● **WHAT IS EXPECTED**
Copy out each line of the material in which the word "Volume" appears.

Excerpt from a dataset
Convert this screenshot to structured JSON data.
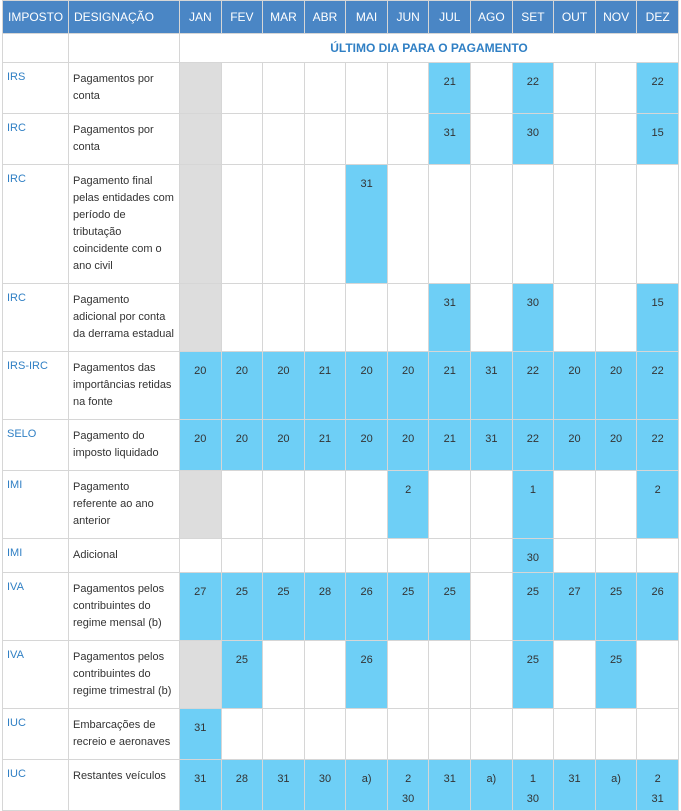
{
  "header": {
    "columns": [
      "IMPOSTO",
      "DESIGNAÇÃO",
      "JAN",
      "FEV",
      "MAR",
      "ABR",
      "MAI",
      "JUN",
      "JUL",
      "AGO",
      "SET",
      "OUT",
      "NOV",
      "DEZ"
    ],
    "subtitle": "ÚLTIMO DIA PARA O PAGAMENTO"
  },
  "rows": [
    {
      "imposto": "IRS",
      "designacao": "Pagamentos por conta",
      "jan_grey": true,
      "cells": [
        null,
        null,
        null,
        null,
        null,
        null,
        "21",
        null,
        "22",
        null,
        null,
        "22"
      ]
    },
    {
      "imposto": "IRC",
      "designacao": "Pagamentos por conta",
      "jan_grey": true,
      "cells": [
        null,
        null,
        null,
        null,
        null,
        null,
        "31",
        null,
        "30",
        null,
        null,
        "15"
      ]
    },
    {
      "imposto": "IRC",
      "designacao": "Pagamento final pelas entidades com período de tributação coincidente com o ano civil",
      "jan_grey": true,
      "cells": [
        null,
        null,
        null,
        null,
        "31",
        null,
        null,
        null,
        null,
        null,
        null,
        null
      ]
    },
    {
      "imposto": "IRC",
      "designacao": "Pagamento adicional por conta da derrama estadual",
      "jan_grey": true,
      "cells": [
        null,
        null,
        null,
        null,
        null,
        null,
        "31",
        null,
        "30",
        null,
        null,
        "15"
      ]
    },
    {
      "imposto": "IRS-IRC",
      "designacao": "Pagamentos das importâncias retidas na fonte",
      "jan_grey": false,
      "cells": [
        "20",
        "20",
        "20",
        "21",
        "20",
        "20",
        "21",
        "31",
        "22",
        "20",
        "20",
        "22"
      ]
    },
    {
      "imposto": "SELO",
      "designacao": "Pagamento do imposto liquidado",
      "jan_grey": false,
      "cells": [
        "20",
        "20",
        "20",
        "21",
        "20",
        "20",
        "21",
        "31",
        "22",
        "20",
        "20",
        "22"
      ]
    },
    {
      "imposto": "IMI",
      "designacao": "Pagamento referente ao ano anterior",
      "jan_grey": true,
      "cells": [
        null,
        null,
        null,
        null,
        null,
        "2",
        null,
        null,
        "1",
        null,
        null,
        "2"
      ]
    },
    {
      "imposto": "IMI",
      "designacao": "Adicional",
      "jan_grey": false,
      "cells": [
        null,
        null,
        null,
        null,
        null,
        null,
        null,
        null,
        "30",
        null,
        null,
        null
      ]
    },
    {
      "imposto": "IVA",
      "designacao": "Pagamentos pelos contribuintes do regime mensal (b)",
      "jan_grey": false,
      "cells": [
        "27",
        "25",
        "25",
        "28",
        "26",
        "25",
        "25",
        null,
        "25",
        "27",
        "25",
        "26"
      ]
    },
    {
      "imposto": "IVA",
      "designacao": "Pagamentos pelos contribuintes do regime trimestral (b)",
      "jan_grey": true,
      "cells": [
        null,
        "25",
        null,
        null,
        "26",
        null,
        null,
        null,
        "25",
        null,
        "25",
        null
      ]
    },
    {
      "imposto": "IUC",
      "designacao": "Embarcações de recreio e aeronaves",
      "jan_grey": false,
      "cells": [
        "31",
        null,
        null,
        null,
        null,
        null,
        null,
        null,
        null,
        null,
        null,
        null
      ]
    },
    {
      "imposto": "IUC",
      "designacao": "Restantes veículos",
      "jan_grey": false,
      "cells": [
        "31",
        "28",
        "31",
        "30",
        "a)",
        "2\n30",
        "31",
        "a)",
        "1\n30",
        "31",
        "a)",
        "2\n31"
      ]
    }
  ]
}
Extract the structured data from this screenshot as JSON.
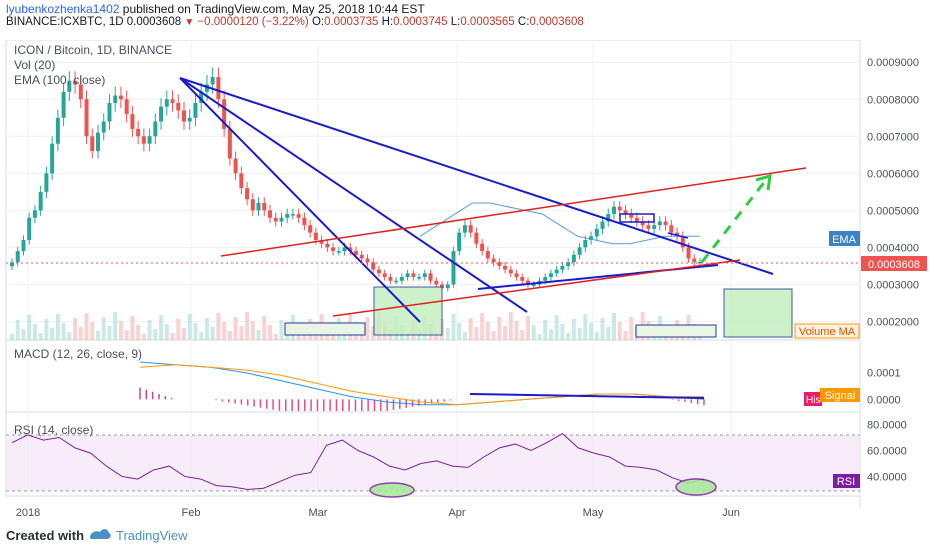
{
  "header": {
    "author": "lyubenkozhenka1402",
    "published_text": "published on TradingView.com, May 25, 2018 10:44 EST",
    "symbol": "BINANCE:ICXBTC, 1D",
    "last": "0.0003608",
    "change": "−0.0000120 (−3.22%)",
    "o_label": "O:",
    "o_value": "0.0003735",
    "h_label": "H:",
    "h_value": "0.0003745",
    "l_label": "L:",
    "l_value": "0.0003565",
    "c_label": "C:",
    "c_value": "0.0003608"
  },
  "legend": {
    "title": "ICON / Bitcoin, 1D, BINANCE",
    "vol": "Vol (20)",
    "ema": "EMA (100, close)",
    "macd": "MACD (12, 26, close, 9)",
    "rsi": "RSI (14, close)"
  },
  "price_badges": {
    "ema": "EMA",
    "last": "0.0003608",
    "volume_ma": "Volume MA"
  },
  "macd_badges": {
    "histogram": "His",
    "signal": "Signal"
  },
  "rsi_badge": "RSI",
  "footer": {
    "created_with": "Created with",
    "brand": "TradingView"
  },
  "colors": {
    "up": "#26a69a",
    "down": "#ef5350",
    "trend_blue": "#1a1ccc",
    "channel_red": "#e02020",
    "ema": "#5b9bd5",
    "macd": "#2196f3",
    "signal": "#ff9800",
    "rsi": "#7b1fa2",
    "projection": "#2ecc40"
  },
  "chart_data": [
    {
      "type": "candlestick",
      "title": "ICON / Bitcoin, 1D, BINANCE",
      "x_ticks": [
        "2018",
        "Feb",
        "Mar",
        "Apr",
        "May",
        "Jun"
      ],
      "y_ticks": [
        "0.0009000",
        "0.0008000",
        "0.0007000",
        "0.0006000",
        "0.0005000",
        "0.0004000",
        "0.0003000",
        "0.0002000"
      ],
      "ylim": [
        0.00015,
        0.00096
      ],
      "last_price": 0.0003608,
      "close_series": [
        0.00036,
        0.00039,
        0.00042,
        0.00048,
        0.0005,
        0.00055,
        0.0006,
        0.00068,
        0.00075,
        0.00082,
        0.00085,
        0.00084,
        0.0008,
        0.0007,
        0.00066,
        0.00071,
        0.00074,
        0.00079,
        0.00081,
        0.0008,
        0.00076,
        0.00072,
        0.0007,
        0.00068,
        0.0007,
        0.00074,
        0.00078,
        0.0008,
        0.00079,
        0.00077,
        0.00074,
        0.00075,
        0.00079,
        0.00082,
        0.00084,
        0.00086,
        0.0008,
        0.00072,
        0.00064,
        0.0006,
        0.00056,
        0.00053,
        0.0005,
        0.00052,
        0.0005,
        0.00048,
        0.00047,
        0.00048,
        0.00049,
        0.00049,
        0.00048,
        0.00046,
        0.00044,
        0.00042,
        0.00041,
        0.0004,
        0.00039,
        0.00039,
        0.0004,
        0.00039,
        0.00038,
        0.00037,
        0.00036,
        0.00034,
        0.00033,
        0.00032,
        0.00031,
        0.00031,
        0.00032,
        0.00033,
        0.00032,
        0.00032,
        0.00033,
        0.00031,
        0.0003,
        0.00029,
        0.0003,
        0.00039,
        0.00044,
        0.00046,
        0.00044,
        0.00041,
        0.00039,
        0.00037,
        0.00036,
        0.00035,
        0.00034,
        0.00033,
        0.00032,
        0.00031,
        0.0003,
        0.0003,
        0.00031,
        0.00032,
        0.00033,
        0.00034,
        0.00035,
        0.00036,
        0.00038,
        0.0004,
        0.00042,
        0.00043,
        0.00045,
        0.00047,
        0.00049,
        0.00051,
        0.0005,
        0.00049,
        0.00048,
        0.00047,
        0.00046,
        0.00045,
        0.00046,
        0.00047,
        0.00046,
        0.00044,
        0.00043,
        0.0004,
        0.00037,
        0.00036,
        0.000361
      ],
      "ema_series": [
        0.00043,
        0.00046,
        0.00049,
        0.00052,
        0.00052,
        0.00051,
        0.0005,
        0.00049,
        0.00046,
        0.00043,
        0.00042,
        0.00041,
        0.00041,
        0.00042,
        0.00043,
        0.00043,
        0.00043
      ],
      "volume_ma_label": "Volume MA"
    },
    {
      "type": "line",
      "title": "MACD (12, 26, close, 9)",
      "y_ticks": [
        "0.0001",
        "0.0000"
      ],
      "ylim": [
        -4e-05,
        0.00014
      ],
      "series": [
        {
          "name": "MACD",
          "values": [
            0.00014,
            0.00013,
            0.00012,
            0.0001,
            7e-05,
            4e-05,
            1e-05,
            -1e-05,
            -2e-05,
            -2e-05,
            -1e-05,
            0.0,
            1e-05,
            2e-05,
            2e-05,
            1e-05,
            0.0
          ]
        },
        {
          "name": "Signal",
          "values": [
            0.00012,
            0.00013,
            0.00012,
            0.00011,
            9e-05,
            6e-05,
            3e-05,
            1e-05,
            -1e-05,
            -2e-05,
            -1e-05,
            0.0,
            1e-05,
            2e-05,
            2e-05,
            1e-05,
            1e-05
          ]
        }
      ]
    },
    {
      "type": "line",
      "title": "RSI (14, close)",
      "y_ticks": [
        "80.0000",
        "60.0000",
        "40.0000"
      ],
      "ylim": [
        25,
        85
      ],
      "series": [
        {
          "name": "RSI",
          "values": [
            66,
            72,
            68,
            70,
            62,
            58,
            48,
            40,
            38,
            45,
            48,
            40,
            38,
            33,
            32,
            30,
            31,
            36,
            41,
            43,
            64,
            68,
            60,
            55,
            48,
            45,
            50,
            52,
            48,
            47,
            55,
            62,
            65,
            60,
            66,
            73,
            62,
            58,
            55,
            48,
            47,
            45,
            39,
            35,
            38
          ]
        }
      ]
    }
  ]
}
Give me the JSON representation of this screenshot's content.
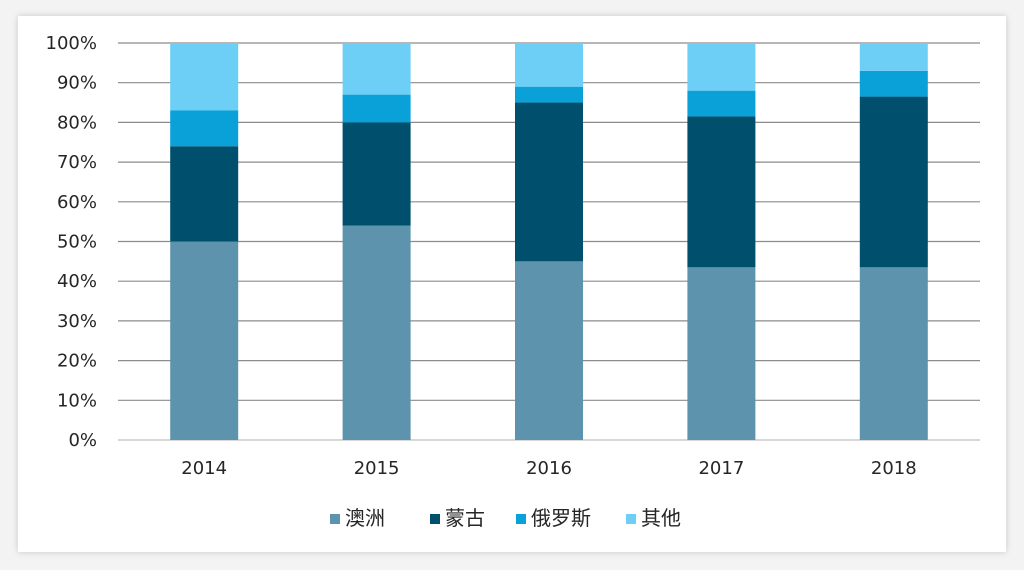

● **ANSWER FOR THIS EXERCISE**
    "volume_ma": "Volume MA"
      "volume_ma_label": "Volume MA"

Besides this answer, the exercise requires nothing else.